*OBJECTIVE:* Print the records below exactly as they appear.

*STORED RECORDS:*
============

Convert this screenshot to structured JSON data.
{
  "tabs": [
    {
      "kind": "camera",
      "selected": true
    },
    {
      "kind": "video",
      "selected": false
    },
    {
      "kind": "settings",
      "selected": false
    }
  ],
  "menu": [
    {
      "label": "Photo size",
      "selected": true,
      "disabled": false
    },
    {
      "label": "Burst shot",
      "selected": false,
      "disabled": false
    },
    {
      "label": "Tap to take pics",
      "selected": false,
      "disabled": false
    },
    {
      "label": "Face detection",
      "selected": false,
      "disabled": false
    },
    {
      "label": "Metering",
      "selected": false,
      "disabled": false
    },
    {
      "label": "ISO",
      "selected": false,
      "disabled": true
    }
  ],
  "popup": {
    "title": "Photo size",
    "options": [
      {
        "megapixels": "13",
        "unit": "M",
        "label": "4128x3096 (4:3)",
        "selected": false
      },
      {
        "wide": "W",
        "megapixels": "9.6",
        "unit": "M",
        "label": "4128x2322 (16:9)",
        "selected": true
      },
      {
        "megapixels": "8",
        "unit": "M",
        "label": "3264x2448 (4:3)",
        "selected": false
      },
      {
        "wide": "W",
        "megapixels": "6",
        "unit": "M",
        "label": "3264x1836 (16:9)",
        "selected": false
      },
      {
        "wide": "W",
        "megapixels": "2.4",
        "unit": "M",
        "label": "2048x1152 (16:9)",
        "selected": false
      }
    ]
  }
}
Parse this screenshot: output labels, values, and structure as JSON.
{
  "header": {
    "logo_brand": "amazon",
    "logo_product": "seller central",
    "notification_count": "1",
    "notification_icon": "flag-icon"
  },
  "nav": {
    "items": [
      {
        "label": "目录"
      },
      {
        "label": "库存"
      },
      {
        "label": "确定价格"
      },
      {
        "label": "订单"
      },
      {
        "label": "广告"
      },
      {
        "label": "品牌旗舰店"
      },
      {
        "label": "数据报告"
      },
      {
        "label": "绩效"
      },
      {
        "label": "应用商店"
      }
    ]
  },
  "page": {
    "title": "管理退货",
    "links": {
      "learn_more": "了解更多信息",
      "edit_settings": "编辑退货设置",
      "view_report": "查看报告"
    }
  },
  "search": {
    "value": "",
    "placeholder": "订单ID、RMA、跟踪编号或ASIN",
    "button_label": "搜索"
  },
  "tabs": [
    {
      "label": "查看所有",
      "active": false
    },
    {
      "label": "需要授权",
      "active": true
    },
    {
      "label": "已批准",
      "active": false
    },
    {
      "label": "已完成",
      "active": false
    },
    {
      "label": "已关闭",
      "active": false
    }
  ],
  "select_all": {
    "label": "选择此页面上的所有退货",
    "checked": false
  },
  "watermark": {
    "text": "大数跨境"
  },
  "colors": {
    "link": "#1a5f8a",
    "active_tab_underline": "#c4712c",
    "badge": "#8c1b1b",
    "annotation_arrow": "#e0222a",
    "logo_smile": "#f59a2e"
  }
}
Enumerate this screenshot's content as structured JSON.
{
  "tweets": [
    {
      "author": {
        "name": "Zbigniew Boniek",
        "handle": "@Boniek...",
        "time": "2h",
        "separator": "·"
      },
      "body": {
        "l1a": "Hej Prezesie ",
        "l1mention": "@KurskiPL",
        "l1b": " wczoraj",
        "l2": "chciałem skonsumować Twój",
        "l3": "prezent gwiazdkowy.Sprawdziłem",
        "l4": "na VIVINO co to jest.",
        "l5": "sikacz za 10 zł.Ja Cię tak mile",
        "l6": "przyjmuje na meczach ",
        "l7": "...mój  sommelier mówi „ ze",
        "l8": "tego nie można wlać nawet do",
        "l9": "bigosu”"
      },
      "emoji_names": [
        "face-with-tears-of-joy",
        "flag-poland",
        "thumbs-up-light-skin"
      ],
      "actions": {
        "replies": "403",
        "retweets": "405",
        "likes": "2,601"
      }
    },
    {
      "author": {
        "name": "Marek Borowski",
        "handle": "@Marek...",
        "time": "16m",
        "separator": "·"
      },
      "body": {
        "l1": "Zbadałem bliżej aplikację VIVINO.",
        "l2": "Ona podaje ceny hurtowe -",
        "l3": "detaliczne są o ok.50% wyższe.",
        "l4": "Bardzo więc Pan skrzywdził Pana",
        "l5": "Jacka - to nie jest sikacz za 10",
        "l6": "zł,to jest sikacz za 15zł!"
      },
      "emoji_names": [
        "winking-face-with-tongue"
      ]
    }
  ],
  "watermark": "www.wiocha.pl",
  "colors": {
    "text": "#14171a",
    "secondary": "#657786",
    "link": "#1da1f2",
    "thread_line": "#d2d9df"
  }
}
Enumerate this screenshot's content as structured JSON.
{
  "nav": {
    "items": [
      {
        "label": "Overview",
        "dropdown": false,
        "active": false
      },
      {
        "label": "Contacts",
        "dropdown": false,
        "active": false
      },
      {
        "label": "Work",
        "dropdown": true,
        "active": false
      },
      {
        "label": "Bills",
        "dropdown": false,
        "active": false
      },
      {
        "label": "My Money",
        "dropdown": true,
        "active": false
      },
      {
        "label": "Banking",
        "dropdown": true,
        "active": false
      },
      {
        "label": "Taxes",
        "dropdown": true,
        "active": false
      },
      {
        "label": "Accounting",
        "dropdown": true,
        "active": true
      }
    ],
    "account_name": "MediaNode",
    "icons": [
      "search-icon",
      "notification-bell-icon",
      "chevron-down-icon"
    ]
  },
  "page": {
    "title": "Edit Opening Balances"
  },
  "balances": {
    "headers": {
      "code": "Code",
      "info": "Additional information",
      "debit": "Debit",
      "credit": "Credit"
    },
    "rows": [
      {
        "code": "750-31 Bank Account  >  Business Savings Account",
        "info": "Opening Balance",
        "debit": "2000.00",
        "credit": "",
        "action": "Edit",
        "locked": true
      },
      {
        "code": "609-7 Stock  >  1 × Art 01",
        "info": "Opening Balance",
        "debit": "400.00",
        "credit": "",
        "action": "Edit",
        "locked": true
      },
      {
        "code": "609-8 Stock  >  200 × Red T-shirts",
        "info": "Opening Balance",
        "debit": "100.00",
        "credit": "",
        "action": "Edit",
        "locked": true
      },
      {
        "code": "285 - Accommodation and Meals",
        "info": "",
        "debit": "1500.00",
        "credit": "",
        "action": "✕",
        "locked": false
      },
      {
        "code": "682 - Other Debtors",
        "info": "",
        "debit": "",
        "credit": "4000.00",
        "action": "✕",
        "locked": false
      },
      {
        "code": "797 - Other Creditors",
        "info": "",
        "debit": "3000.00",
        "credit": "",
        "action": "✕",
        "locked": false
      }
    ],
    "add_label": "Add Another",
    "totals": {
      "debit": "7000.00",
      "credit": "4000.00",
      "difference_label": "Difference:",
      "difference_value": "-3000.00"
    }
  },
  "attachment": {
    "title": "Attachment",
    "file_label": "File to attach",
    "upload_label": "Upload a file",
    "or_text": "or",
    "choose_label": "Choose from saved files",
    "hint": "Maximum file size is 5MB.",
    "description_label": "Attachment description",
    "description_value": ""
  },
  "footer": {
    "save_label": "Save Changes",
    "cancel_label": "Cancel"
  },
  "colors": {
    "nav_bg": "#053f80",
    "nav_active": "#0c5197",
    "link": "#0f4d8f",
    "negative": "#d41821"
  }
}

============

*SOLUTION TO THE PROBLEM:*
Convert this screenshot to structured JSON data.
{
  "tabs": [
    {
      "kind": "camera",
      "selected": true
    },
    {
      "kind": "video",
      "selected": false
    },
    {
      "kind": "settings",
      "selected": false
    }
  ],
  "menu": [
    {
      "label": "Photo size",
      "selected": true,
      "disabled": false
    },
    {
      "label": "Burst shot",
      "selected": false,
      "disabled": false
    },
    {
      "label": "Tap to take pics",
      "selected": false,
      "disabled": false
    },
    {
      "label": "Face detection",
      "selected": false,
      "disabled": false
    },
    {
      "label": "Metering",
      "selected": false,
      "disabled": false
    },
    {
      "label": "ISO",
      "selected": false,
      "disabled": true
    }
  ],
  "popup": {
    "title": "Photo size",
    "options": [
      {
        "megapixels": "13",
        "unit": "M",
        "label": "4128x3096 (4:3)",
        "selected": false
      },
      {
        "wide": "W",
        "megapixels": "9.6",
        "unit": "M",
        "label": "4128x2322 (16:9)",
        "selected": true
      },
      {
        "megapixels": "8",
        "unit": "M",
        "label": "3264x2448 (4:3)",
        "selected": false
      },
      {
        "wide": "W",
        "megapixels": "6",
        "unit": "M",
        "label": "3264x1836 (16:9)",
        "selected": false
      },
      {
        "wide": "W",
        "megapixels": "2.4",
        "unit": "M",
        "label": "2048x1152 (16:9)",
        "selected": false
      }
    ]
  }
}
Parse this screenshot: output labels, values, and structure as JSON.
{
  "header": {
    "logo_brand": "amazon",
    "logo_product": "seller central",
    "notification_count": "1",
    "notification_icon": "flag-icon"
  },
  "nav": {
    "items": [
      {
        "label": "目录"
      },
      {
        "label": "库存"
      },
      {
        "label": "确定价格"
      },
      {
        "label": "订单"
      },
      {
        "label": "广告"
      },
      {
        "label": "品牌旗舰店"
      },
      {
        "label": "数据报告"
      },
      {
        "label": "绩效"
      },
      {
        "label": "应用商店"
      }
    ]
  },
  "page": {
    "title": "管理退货",
    "links": {
      "learn_more": "了解更多信息",
      "edit_settings": "编辑退货设置",
      "view_report": "查看报告"
    }
  },
  "search": {
    "value": "",
    "placeholder": "订单ID、RMA、跟踪编号或ASIN",
    "button_label": "搜索"
  },
  "tabs": [
    {
      "label": "查看所有",
      "active": false
    },
    {
      "label": "需要授权",
      "active": true
    },
    {
      "label": "已批准",
      "active": false
    },
    {
      "label": "已完成",
      "active": false
    },
    {
      "label": "已关闭",
      "active": false
    }
  ],
  "select_all": {
    "label": "选择此页面上的所有退货",
    "checked": false
  },
  "watermark": {
    "text": "大数跨境"
  },
  "colors": {
    "link": "#1a5f8a",
    "active_tab_underline": "#c4712c",
    "badge": "#8c1b1b",
    "annotation_arrow": "#e0222a",
    "logo_smile": "#f59a2e"
  }
}
Enumerate this screenshot's content as structured JSON.
{
  "tweets": [
    {
      "author": {
        "name": "Zbigniew Boniek",
        "handle": "@Boniek...",
        "time": "2h",
        "separator": "·"
      },
      "body": {
        "l1a": "Hej Prezesie ",
        "l1mention": "@KurskiPL",
        "l1b": " wczoraj",
        "l2": "chciałem skonsumować Twój",
        "l3": "prezent gwiazdkowy.Sprawdziłem",
        "l4": "na VIVINO co to jest.",
        "l5": "sikacz za 10 zł.Ja Cię tak mile",
        "l6": "przyjmuje na meczach ",
        "l7": "...mój  sommelier mówi „ ze",
        "l8": "tego nie można wlać nawet do",
        "l9": "bigosu”"
      },
      "emoji_names": [
        "face-with-tears-of-joy",
        "flag-poland",
        "thumbs-up-light-skin"
      ],
      "actions": {
        "replies": "403",
        "retweets": "405",
        "likes": "2,601"
      }
    },
    {
      "author": {
        "name": "Marek Borowski",
        "handle": "@Marek...",
        "time": "16m",
        "separator": "·"
      },
      "body": {
        "l1": "Zbadałem bliżej aplikację VIVINO.",
        "l2": "Ona podaje ceny hurtowe -",
        "l3": "detaliczne są o ok.50% wyższe.",
        "l4": "Bardzo więc Pan skrzywdził Pana",
        "l5": "Jacka - to nie jest sikacz za 10",
        "l6": "zł,to jest sikacz za 15zł!"
      },
      "emoji_names": [
        "winking-face-with-tongue"
      ]
    }
  ],
  "watermark": "www.wiocha.pl",
  "colors": {
    "text": "#14171a",
    "secondary": "#657786",
    "link": "#1da1f2",
    "thread_line": "#d2d9df"
  }
}
Enumerate this screenshot's content as structured JSON.
{
  "nav": {
    "items": [
      {
        "label": "Overview",
        "dropdown": false,
        "active": false
      },
      {
        "label": "Contacts",
        "dropdown": false,
        "active": false
      },
      {
        "label": "Work",
        "dropdown": true,
        "active": false
      },
      {
        "label": "Bills",
        "dropdown": false,
        "active": false
      },
      {
        "label": "My Money",
        "dropdown": true,
        "active": false
      },
      {
        "label": "Banking",
        "dropdown": true,
        "active": false
      },
      {
        "label": "Taxes",
        "dropdown": true,
        "active": false
      },
      {
        "label": "Accounting",
        "dropdown": true,
        "active": true
      }
    ],
    "account_name": "MediaNode",
    "icons": [
      "search-icon",
      "notification-bell-icon",
      "chevron-down-icon"
    ]
  },
  "page": {
    "title": "Edit Opening Balances"
  },
  "balances": {
    "headers": {
      "code": "Code",
      "info": "Additional information",
      "debit": "Debit",
      "credit": "Credit"
    },
    "rows": [
      {
        "code": "750-31 Bank Account  >  Business Savings Account",
        "info": "Opening Balance",
        "debit": "2000.00",
        "credit": "",
        "action": "Edit",
        "locked": true
      },
      {
        "code": "609-7 Stock  >  1 × Art 01",
        "info": "Opening Balance",
        "debit": "400.00",
        "credit": "",
        "action": "Edit",
        "locked": true
      },
      {
        "code": "609-8 Stock  >  200 × Red T-shirts",
        "info": "Opening Balance",
        "debit": "100.00",
        "credit": "",
        "action": "Edit",
        "locked": true
      },
      {
        "code": "285 - Accommodation and Meals",
        "info": "",
        "debit": "1500.00",
        "credit": "",
        "action": "✕",
        "locked": false
      },
      {
        "code": "682 - Other Debtors",
        "info": "",
        "debit": "",
        "credit": "4000.00",
        "action": "✕",
        "locked": false
      },
      {
        "code": "797 - Other Creditors",
        "info": "",
        "debit": "3000.00",
        "credit": "",
        "action": "✕",
        "locked": false
      }
    ],
    "add_label": "Add Another",
    "totals": {
      "debit": "7000.00",
      "credit": "4000.00",
      "difference_label": "Difference:",
      "difference_value": "-3000.00"
    }
  },
  "attachment": {
    "title": "Attachment",
    "file_label": "File to attach",
    "upload_label": "Upload a file",
    "or_text": "or",
    "choose_label": "Choose from saved files",
    "hint": "Maximum file size is 5MB.",
    "description_label": "Attachment description",
    "description_value": ""
  },
  "footer": {
    "save_label": "Save Changes",
    "cancel_label": "Cancel"
  },
  "colors": {
    "nav_bg": "#053f80",
    "nav_active": "#0c5197",
    "link": "#0f4d8f",
    "negative": "#d41821"
  }
}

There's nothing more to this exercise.